— Given information —
- - -

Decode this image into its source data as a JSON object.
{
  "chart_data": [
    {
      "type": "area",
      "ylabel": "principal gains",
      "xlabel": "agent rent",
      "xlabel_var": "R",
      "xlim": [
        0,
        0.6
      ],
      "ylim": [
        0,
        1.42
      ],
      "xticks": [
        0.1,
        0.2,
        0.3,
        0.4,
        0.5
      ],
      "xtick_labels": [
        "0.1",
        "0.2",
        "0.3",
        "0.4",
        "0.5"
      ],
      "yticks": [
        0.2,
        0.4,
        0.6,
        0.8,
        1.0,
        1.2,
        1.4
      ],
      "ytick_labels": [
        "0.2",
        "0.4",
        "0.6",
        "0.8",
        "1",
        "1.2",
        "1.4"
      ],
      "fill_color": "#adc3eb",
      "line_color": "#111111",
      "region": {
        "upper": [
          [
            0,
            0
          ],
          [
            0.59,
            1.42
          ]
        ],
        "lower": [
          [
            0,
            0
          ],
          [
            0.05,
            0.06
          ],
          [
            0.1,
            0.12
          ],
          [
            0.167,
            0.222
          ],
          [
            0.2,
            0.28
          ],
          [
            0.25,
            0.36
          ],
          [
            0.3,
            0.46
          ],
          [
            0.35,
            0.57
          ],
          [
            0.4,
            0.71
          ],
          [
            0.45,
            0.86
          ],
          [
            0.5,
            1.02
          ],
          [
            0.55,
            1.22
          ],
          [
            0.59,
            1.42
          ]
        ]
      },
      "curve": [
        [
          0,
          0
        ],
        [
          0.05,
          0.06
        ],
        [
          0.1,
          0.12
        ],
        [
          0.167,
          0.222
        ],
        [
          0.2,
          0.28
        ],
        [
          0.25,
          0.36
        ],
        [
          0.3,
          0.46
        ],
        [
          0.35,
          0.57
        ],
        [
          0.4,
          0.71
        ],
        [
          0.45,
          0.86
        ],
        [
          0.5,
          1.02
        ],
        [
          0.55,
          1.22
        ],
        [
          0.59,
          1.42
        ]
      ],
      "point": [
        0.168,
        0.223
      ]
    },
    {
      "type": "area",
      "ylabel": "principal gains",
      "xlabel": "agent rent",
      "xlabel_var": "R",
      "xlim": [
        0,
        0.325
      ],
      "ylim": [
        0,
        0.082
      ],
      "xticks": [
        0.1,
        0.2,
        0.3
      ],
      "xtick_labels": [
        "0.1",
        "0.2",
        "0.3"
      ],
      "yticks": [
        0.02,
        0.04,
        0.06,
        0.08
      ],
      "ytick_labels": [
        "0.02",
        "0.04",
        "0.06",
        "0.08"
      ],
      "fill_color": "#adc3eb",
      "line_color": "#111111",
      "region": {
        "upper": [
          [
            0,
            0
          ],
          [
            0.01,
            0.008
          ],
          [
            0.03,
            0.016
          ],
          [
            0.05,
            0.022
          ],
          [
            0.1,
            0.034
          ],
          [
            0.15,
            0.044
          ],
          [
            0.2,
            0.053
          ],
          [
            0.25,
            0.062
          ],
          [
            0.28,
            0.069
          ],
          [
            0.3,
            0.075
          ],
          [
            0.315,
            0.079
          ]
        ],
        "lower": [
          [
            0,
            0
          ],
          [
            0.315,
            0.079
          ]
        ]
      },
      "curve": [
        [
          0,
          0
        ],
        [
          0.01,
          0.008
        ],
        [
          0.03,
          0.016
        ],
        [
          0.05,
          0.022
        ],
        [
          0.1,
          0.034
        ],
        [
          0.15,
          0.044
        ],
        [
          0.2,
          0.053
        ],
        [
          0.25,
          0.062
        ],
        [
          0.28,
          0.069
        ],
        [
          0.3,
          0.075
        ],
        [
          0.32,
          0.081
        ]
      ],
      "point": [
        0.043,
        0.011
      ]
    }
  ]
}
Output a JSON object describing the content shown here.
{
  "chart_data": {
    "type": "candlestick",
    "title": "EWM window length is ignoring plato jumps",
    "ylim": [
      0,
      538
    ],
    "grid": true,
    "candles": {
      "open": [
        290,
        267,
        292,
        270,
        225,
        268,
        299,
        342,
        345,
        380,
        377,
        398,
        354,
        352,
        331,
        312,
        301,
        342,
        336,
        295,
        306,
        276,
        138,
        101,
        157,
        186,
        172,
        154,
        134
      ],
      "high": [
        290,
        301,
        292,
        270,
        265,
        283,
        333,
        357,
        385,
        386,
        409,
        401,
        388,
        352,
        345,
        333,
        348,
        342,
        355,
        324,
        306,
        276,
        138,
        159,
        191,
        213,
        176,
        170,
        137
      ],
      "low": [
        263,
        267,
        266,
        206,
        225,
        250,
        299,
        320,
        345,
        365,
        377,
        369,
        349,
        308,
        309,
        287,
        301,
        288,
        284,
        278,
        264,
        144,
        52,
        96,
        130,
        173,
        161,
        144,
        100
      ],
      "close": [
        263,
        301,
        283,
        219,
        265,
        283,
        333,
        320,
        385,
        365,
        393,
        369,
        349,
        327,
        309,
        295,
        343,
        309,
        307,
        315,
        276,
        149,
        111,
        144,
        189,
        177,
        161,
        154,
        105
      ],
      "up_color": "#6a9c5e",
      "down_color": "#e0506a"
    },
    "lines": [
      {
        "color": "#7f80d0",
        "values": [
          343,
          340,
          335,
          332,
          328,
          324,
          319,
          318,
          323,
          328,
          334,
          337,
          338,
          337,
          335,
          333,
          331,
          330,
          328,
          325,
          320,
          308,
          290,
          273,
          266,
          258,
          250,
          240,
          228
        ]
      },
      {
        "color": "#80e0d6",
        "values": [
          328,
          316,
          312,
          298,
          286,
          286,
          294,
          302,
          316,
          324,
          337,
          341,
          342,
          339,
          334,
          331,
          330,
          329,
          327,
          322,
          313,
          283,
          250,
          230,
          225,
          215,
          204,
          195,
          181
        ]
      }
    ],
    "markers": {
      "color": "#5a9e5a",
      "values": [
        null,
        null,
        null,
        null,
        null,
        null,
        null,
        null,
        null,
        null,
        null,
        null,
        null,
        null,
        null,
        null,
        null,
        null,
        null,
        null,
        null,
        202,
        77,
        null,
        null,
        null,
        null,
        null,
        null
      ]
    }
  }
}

- - -

— What to work on —
Reproduce all the records precisely.

— Correct response —
Decode this image into its source data as a JSON object.
{
  "chart_data": [
    {
      "type": "area",
      "ylabel": "principal gains",
      "xlabel": "agent rent",
      "xlabel_var": "R",
      "xlim": [
        0,
        0.6
      ],
      "ylim": [
        0,
        1.42
      ],
      "xticks": [
        0.1,
        0.2,
        0.3,
        0.4,
        0.5
      ],
      "xtick_labels": [
        "0.1",
        "0.2",
        "0.3",
        "0.4",
        "0.5"
      ],
      "yticks": [
        0.2,
        0.4,
        0.6,
        0.8,
        1.0,
        1.2,
        1.4
      ],
      "ytick_labels": [
        "0.2",
        "0.4",
        "0.6",
        "0.8",
        "1",
        "1.2",
        "1.4"
      ],
      "fill_color": "#adc3eb",
      "line_color": "#111111",
      "region": {
        "upper": [
          [
            0,
            0
          ],
          [
            0.59,
            1.42
          ]
        ],
        "lower": [
          [
            0,
            0
          ],
          [
            0.05,
            0.06
          ],
          [
            0.1,
            0.12
          ],
          [
            0.167,
            0.222
          ],
          [
            0.2,
            0.28
          ],
          [
            0.25,
            0.36
          ],
          [
            0.3,
            0.46
          ],
          [
            0.35,
            0.57
          ],
          [
            0.4,
            0.71
          ],
          [
            0.45,
            0.86
          ],
          [
            0.5,
            1.02
          ],
          [
            0.55,
            1.22
          ],
          [
            0.59,
            1.42
          ]
        ]
      },
      "curve": [
        [
          0,
          0
        ],
        [
          0.05,
          0.06
        ],
        [
          0.1,
          0.12
        ],
        [
          0.167,
          0.222
        ],
        [
          0.2,
          0.28
        ],
        [
          0.25,
          0.36
        ],
        [
          0.3,
          0.46
        ],
        [
          0.35,
          0.57
        ],
        [
          0.4,
          0.71
        ],
        [
          0.45,
          0.86
        ],
        [
          0.5,
          1.02
        ],
        [
          0.55,
          1.22
        ],
        [
          0.59,
          1.42
        ]
      ],
      "point": [
        0.168,
        0.223
      ]
    },
    {
      "type": "area",
      "ylabel": "principal gains",
      "xlabel": "agent rent",
      "xlabel_var": "R",
      "xlim": [
        0,
        0.325
      ],
      "ylim": [
        0,
        0.082
      ],
      "xticks": [
        0.1,
        0.2,
        0.3
      ],
      "xtick_labels": [
        "0.1",
        "0.2",
        "0.3"
      ],
      "yticks": [
        0.02,
        0.04,
        0.06,
        0.08
      ],
      "ytick_labels": [
        "0.02",
        "0.04",
        "0.06",
        "0.08"
      ],
      "fill_color": "#adc3eb",
      "line_color": "#111111",
      "region": {
        "upper": [
          [
            0,
            0
          ],
          [
            0.01,
            0.008
          ],
          [
            0.03,
            0.016
          ],
          [
            0.05,
            0.022
          ],
          [
            0.1,
            0.034
          ],
          [
            0.15,
            0.044
          ],
          [
            0.2,
            0.053
          ],
          [
            0.25,
            0.062
          ],
          [
            0.28,
            0.069
          ],
          [
            0.3,
            0.075
          ],
          [
            0.315,
            0.079
          ]
        ],
        "lower": [
          [
            0,
            0
          ],
          [
            0.315,
            0.079
          ]
        ]
      },
      "curve": [
        [
          0,
          0
        ],
        [
          0.01,
          0.008
        ],
        [
          0.03,
          0.016
        ],
        [
          0.05,
          0.022
        ],
        [
          0.1,
          0.034
        ],
        [
          0.15,
          0.044
        ],
        [
          0.2,
          0.053
        ],
        [
          0.25,
          0.062
        ],
        [
          0.28,
          0.069
        ],
        [
          0.3,
          0.075
        ],
        [
          0.32,
          0.081
        ]
      ],
      "point": [
        0.043,
        0.011
      ]
    }
  ]
}
Output a JSON object describing the content shown here.
{
  "chart_data": {
    "type": "candlestick",
    "title": "EWM window length is ignoring plato jumps",
    "ylim": [
      0,
      538
    ],
    "grid": true,
    "candles": {
      "open": [
        290,
        267,
        292,
        270,
        225,
        268,
        299,
        342,
        345,
        380,
        377,
        398,
        354,
        352,
        331,
        312,
        301,
        342,
        336,
        295,
        306,
        276,
        138,
        101,
        157,
        186,
        172,
        154,
        134
      ],
      "high": [
        290,
        301,
        292,
        270,
        265,
        283,
        333,
        357,
        385,
        386,
        409,
        401,
        388,
        352,
        345,
        333,
        348,
        342,
        355,
        324,
        306,
        276,
        138,
        159,
        191,
        213,
        176,
        170,
        137
      ],
      "low": [
        263,
        267,
        266,
        206,
        225,
        250,
        299,
        320,
        345,
        365,
        377,
        369,
        349,
        308,
        309,
        287,
        301,
        288,
        284,
        278,
        264,
        144,
        52,
        96,
        130,
        173,
        161,
        144,
        100
      ],
      "close": [
        263,
        301,
        283,
        219,
        265,
        283,
        333,
        320,
        385,
        365,
        393,
        369,
        349,
        327,
        309,
        295,
        343,
        309,
        307,
        315,
        276,
        149,
        111,
        144,
        189,
        177,
        161,
        154,
        105
      ],
      "up_color": "#6a9c5e",
      "down_color": "#e0506a"
    },
    "lines": [
      {
        "color": "#7f80d0",
        "values": [
          343,
          340,
          335,
          332,
          328,
          324,
          319,
          318,
          323,
          328,
          334,
          337,
          338,
          337,
          335,
          333,
          331,
          330,
          328,
          325,
          320,
          308,
          290,
          273,
          266,
          258,
          250,
          240,
          228
        ]
      },
      {
        "color": "#80e0d6",
        "values": [
          328,
          316,
          312,
          298,
          286,
          286,
          294,
          302,
          316,
          324,
          337,
          341,
          342,
          339,
          334,
          331,
          330,
          329,
          327,
          322,
          313,
          283,
          250,
          230,
          225,
          215,
          204,
          195,
          181
        ]
      }
    ],
    "markers": {
      "color": "#5a9e5a",
      "values": [
        null,
        null,
        null,
        null,
        null,
        null,
        null,
        null,
        null,
        null,
        null,
        null,
        null,
        null,
        null,
        null,
        null,
        null,
        null,
        null,
        null,
        202,
        77,
        null,
        null,
        null,
        null,
        null,
        null
      ]
    }
  }
}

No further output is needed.